(Saved entries)
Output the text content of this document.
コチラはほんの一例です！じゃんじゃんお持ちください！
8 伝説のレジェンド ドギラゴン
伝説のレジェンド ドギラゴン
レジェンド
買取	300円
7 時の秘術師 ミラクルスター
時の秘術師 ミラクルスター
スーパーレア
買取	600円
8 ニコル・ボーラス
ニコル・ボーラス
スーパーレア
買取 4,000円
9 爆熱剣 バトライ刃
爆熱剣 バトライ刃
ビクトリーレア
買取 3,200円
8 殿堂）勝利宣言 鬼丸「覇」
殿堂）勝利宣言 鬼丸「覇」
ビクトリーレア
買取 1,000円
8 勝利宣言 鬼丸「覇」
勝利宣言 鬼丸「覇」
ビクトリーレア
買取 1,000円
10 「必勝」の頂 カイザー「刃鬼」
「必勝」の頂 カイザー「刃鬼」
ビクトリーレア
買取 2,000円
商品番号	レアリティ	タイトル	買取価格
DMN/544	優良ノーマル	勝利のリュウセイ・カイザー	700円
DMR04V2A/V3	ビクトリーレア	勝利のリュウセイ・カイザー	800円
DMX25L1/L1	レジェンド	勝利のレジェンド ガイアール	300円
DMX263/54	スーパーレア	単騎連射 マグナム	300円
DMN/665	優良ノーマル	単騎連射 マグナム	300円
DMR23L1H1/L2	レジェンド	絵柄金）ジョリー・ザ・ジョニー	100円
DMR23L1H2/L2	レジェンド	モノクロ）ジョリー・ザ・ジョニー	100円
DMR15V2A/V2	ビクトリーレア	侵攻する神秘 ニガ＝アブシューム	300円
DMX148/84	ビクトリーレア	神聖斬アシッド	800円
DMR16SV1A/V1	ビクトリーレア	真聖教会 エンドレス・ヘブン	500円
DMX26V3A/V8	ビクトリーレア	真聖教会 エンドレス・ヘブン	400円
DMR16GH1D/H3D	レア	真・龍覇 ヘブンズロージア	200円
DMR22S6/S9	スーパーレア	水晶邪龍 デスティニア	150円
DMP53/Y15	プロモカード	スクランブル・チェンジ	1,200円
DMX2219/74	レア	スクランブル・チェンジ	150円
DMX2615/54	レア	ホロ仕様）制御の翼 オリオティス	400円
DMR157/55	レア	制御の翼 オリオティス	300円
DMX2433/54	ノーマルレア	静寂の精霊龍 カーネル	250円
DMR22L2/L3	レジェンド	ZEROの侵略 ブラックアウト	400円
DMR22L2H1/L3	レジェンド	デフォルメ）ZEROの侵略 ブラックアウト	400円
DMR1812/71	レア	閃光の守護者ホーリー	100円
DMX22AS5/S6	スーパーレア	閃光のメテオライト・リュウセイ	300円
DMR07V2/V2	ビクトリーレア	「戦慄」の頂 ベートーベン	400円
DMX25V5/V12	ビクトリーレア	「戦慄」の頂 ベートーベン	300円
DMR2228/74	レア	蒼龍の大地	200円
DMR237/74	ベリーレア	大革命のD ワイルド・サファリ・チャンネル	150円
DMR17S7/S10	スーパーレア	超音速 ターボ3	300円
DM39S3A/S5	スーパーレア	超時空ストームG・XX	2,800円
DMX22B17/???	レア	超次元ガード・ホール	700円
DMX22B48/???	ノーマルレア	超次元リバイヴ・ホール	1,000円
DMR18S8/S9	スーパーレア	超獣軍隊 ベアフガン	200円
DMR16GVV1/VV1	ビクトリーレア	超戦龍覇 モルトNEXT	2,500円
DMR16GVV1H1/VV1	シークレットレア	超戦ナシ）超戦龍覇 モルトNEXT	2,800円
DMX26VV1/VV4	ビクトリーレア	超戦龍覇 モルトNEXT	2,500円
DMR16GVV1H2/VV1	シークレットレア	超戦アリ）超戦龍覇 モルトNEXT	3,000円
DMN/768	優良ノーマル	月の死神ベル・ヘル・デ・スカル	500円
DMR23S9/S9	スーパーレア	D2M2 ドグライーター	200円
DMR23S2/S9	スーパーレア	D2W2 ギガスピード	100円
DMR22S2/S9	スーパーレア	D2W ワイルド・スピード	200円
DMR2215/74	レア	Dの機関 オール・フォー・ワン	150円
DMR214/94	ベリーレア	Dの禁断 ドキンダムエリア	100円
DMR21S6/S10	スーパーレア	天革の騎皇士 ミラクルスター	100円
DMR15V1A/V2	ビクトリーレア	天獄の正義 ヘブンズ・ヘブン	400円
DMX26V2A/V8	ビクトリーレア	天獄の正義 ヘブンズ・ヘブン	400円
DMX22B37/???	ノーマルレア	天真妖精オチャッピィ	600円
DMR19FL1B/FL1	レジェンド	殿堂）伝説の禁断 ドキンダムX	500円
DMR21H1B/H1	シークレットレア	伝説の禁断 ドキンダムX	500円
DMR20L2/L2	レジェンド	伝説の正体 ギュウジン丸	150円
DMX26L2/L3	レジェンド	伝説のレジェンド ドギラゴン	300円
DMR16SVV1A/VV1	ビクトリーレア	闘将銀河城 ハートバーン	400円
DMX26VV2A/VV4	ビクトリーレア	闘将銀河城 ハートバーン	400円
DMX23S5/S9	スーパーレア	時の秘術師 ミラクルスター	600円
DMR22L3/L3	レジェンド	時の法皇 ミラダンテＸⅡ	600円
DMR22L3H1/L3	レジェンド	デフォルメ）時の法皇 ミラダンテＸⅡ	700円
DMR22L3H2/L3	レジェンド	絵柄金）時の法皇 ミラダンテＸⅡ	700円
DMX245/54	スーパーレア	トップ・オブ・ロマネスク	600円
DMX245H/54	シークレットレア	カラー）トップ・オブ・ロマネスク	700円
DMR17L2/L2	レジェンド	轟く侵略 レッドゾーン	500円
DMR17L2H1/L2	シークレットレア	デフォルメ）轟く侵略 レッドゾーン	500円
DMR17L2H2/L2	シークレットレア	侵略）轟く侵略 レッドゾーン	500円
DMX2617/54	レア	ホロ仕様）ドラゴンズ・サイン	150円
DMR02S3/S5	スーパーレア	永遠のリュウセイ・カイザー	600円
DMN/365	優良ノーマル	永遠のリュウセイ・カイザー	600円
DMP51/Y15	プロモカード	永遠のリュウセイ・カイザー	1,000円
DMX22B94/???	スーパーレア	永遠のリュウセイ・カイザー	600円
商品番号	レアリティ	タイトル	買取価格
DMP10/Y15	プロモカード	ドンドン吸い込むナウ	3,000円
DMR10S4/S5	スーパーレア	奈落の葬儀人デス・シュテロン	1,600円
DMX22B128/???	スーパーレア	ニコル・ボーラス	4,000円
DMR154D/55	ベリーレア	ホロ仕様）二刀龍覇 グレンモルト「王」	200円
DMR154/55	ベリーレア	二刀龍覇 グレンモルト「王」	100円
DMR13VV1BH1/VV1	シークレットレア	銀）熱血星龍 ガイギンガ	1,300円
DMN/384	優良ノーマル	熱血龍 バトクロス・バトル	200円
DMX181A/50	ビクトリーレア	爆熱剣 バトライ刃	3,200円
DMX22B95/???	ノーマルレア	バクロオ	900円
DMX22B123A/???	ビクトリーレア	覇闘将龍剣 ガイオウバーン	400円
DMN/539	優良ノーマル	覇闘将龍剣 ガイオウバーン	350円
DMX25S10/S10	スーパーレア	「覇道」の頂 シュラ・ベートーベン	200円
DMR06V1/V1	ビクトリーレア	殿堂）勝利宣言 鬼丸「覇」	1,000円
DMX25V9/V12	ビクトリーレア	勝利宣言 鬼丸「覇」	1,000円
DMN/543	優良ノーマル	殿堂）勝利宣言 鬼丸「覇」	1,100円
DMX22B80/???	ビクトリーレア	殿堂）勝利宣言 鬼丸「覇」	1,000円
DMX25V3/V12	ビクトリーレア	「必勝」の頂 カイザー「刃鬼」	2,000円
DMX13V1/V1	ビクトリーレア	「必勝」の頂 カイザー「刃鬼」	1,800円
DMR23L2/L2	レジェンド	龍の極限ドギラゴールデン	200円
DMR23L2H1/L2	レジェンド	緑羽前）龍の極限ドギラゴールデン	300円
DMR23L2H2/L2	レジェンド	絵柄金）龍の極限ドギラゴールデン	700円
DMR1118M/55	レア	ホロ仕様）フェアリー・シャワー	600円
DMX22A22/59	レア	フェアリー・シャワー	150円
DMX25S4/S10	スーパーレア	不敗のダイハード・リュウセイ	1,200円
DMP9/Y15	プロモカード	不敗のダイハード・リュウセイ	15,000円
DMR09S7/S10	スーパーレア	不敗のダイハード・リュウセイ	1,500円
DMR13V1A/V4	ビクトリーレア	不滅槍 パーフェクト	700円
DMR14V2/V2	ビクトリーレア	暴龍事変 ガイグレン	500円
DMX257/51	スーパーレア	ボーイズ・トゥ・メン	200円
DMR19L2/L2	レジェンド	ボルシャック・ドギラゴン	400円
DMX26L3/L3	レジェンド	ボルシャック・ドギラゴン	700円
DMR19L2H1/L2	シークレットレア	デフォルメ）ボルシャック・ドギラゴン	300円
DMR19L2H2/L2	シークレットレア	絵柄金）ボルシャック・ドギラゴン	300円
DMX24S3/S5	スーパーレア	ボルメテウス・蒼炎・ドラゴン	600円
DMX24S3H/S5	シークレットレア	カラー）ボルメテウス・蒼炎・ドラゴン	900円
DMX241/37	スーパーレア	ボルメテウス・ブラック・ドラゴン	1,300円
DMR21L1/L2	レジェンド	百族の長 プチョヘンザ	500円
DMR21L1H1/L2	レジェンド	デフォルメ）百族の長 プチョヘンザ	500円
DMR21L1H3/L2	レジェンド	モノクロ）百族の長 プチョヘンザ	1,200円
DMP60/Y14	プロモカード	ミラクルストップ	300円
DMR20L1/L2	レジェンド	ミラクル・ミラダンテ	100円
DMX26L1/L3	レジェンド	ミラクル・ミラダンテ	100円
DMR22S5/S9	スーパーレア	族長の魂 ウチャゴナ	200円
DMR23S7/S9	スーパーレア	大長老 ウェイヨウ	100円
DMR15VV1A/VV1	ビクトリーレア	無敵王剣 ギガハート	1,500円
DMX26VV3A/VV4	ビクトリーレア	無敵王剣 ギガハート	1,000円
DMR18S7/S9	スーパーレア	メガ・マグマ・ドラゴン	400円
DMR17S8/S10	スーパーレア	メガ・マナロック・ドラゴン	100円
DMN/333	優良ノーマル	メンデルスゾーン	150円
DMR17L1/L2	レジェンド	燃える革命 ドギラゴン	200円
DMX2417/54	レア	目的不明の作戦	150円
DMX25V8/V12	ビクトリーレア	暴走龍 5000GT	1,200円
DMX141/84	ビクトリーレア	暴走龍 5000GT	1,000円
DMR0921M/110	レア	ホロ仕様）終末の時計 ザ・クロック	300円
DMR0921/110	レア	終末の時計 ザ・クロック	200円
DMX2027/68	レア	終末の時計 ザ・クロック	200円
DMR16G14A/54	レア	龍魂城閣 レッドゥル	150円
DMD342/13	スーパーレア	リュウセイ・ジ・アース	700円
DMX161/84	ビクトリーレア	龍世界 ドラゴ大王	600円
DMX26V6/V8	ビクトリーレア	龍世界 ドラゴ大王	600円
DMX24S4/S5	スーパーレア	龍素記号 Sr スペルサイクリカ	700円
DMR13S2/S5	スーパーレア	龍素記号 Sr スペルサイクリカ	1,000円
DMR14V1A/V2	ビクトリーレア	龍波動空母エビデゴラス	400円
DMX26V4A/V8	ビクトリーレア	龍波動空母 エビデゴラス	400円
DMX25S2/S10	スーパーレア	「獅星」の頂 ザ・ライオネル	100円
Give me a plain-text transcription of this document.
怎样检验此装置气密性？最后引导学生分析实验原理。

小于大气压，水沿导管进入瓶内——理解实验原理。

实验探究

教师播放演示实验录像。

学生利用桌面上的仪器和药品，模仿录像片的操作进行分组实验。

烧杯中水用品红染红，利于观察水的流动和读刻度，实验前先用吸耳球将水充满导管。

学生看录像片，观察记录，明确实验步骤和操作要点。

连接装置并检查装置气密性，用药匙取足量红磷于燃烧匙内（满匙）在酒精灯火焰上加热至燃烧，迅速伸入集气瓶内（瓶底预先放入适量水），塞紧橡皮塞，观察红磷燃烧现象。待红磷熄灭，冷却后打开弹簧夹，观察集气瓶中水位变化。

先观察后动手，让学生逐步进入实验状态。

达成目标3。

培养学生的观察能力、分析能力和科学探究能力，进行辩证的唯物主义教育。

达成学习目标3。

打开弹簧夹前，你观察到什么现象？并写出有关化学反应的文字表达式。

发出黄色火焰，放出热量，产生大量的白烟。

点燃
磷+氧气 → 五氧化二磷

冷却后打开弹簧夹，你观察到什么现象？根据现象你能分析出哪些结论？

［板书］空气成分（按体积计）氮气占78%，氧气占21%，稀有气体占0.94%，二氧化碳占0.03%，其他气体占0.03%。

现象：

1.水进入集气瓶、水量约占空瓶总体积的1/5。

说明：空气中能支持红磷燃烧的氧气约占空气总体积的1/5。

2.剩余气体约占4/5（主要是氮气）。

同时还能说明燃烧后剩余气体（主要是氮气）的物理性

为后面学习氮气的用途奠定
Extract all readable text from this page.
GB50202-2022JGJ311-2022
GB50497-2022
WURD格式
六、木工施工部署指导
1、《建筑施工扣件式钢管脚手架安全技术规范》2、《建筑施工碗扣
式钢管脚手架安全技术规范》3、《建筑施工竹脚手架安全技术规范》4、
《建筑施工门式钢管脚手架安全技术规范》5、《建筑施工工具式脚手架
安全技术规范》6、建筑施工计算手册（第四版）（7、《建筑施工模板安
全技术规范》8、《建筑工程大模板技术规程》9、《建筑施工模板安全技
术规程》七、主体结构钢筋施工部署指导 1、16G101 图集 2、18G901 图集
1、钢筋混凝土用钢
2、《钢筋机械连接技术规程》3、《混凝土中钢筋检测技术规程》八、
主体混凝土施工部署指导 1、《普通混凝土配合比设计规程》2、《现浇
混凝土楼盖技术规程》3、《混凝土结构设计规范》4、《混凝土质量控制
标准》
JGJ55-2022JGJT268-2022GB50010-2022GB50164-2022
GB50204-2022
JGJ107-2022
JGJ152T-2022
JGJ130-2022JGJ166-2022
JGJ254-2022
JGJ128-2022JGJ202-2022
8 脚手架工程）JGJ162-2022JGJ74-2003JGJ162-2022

• **Challenge**: Each line from the one containing "Give me a plain-text" to the end of the records should be echoed exactly, and no other line.

• **Reply to the task**:
Give me a plain-text transcription of this document.
怎样检验此装置气密性？最后引导学生分析实验原理。

小于大气压，水沿导管进入瓶内——理解实验原理。

实验探究

教师播放演示实验录像。

学生利用桌面上的仪器和药品，模仿录像片的操作进行分组实验。

烧杯中水用品红染红，利于观察水的流动和读刻度，实验前先用吸耳球将水充满导管。

学生看录像片，观察记录，明确实验步骤和操作要点。

连接装置并检查装置气密性，用药匙取足量红磷于燃烧匙内（满匙）在酒精灯火焰上加热至燃烧，迅速伸入集气瓶内（瓶底预先放入适量水），塞紧橡皮塞，观察红磷燃烧现象。待红磷熄灭，冷却后打开弹簧夹，观察集气瓶中水位变化。

先观察后动手，让学生逐步进入实验状态。

达成目标3。

培养学生的观察能力、分析能力和科学探究能力，进行辩证的唯物主义教育。

达成学习目标3。

打开弹簧夹前，你观察到什么现象？并写出有关化学反应的文字表达式。

发出黄色火焰，放出热量，产生大量的白烟。

点燃
磷+氧气 → 五氧化二磷

冷却后打开弹簧夹，你观察到什么现象？根据现象你能分析出哪些结论？

［板书］空气成分（按体积计）氮气占78%，氧气占21%，稀有气体占0.94%，二氧化碳占0.03%，其他气体占0.03%。

现象：

1.水进入集气瓶、水量约占空瓶总体积的1/5。

说明：空气中能支持红磷燃烧的氧气约占空气总体积的1/5。

2.剩余气体约占4/5（主要是氮气）。

同时还能说明燃烧后剩余气体（主要是氮气）的物理性

为后面学习氮气的用途奠定
Extract all readable text from this page.
GB50202-2022JGJ311-2022
GB50497-2022
WURD格式
六、木工施工部署指导
1、《建筑施工扣件式钢管脚手架安全技术规范》2、《建筑施工碗扣
式钢管脚手架安全技术规范》3、《建筑施工竹脚手架安全技术规范》4、
《建筑施工门式钢管脚手架安全技术规范》5、《建筑施工工具式脚手架
安全技术规范》6、建筑施工计算手册（第四版）（7、《建筑施工模板安
全技术规范》8、《建筑工程大模板技术规程》9、《建筑施工模板安全技
术规程》七、主体结构钢筋施工部署指导 1、16G101 图集 2、18G901 图集
1、钢筋混凝土用钢
2、《钢筋机械连接技术规程》3、《混凝土中钢筋检测技术规程》八、
主体混凝土施工部署指导 1、《普通混凝土配合比设计规程》2、《现浇
混凝土楼盖技术规程》3、《混凝土结构设计规范》4、《混凝土质量控制
标准》
JGJ55-2022JGJT268-2022GB50010-2022GB50164-2022
GB50204-2022
JGJ107-2022
JGJ152T-2022
JGJ130-2022JGJ166-2022
JGJ254-2022
JGJ128-2022JGJ202-2022
8 脚手架工程）JGJ162-2022JGJ74-2003JGJ162-2022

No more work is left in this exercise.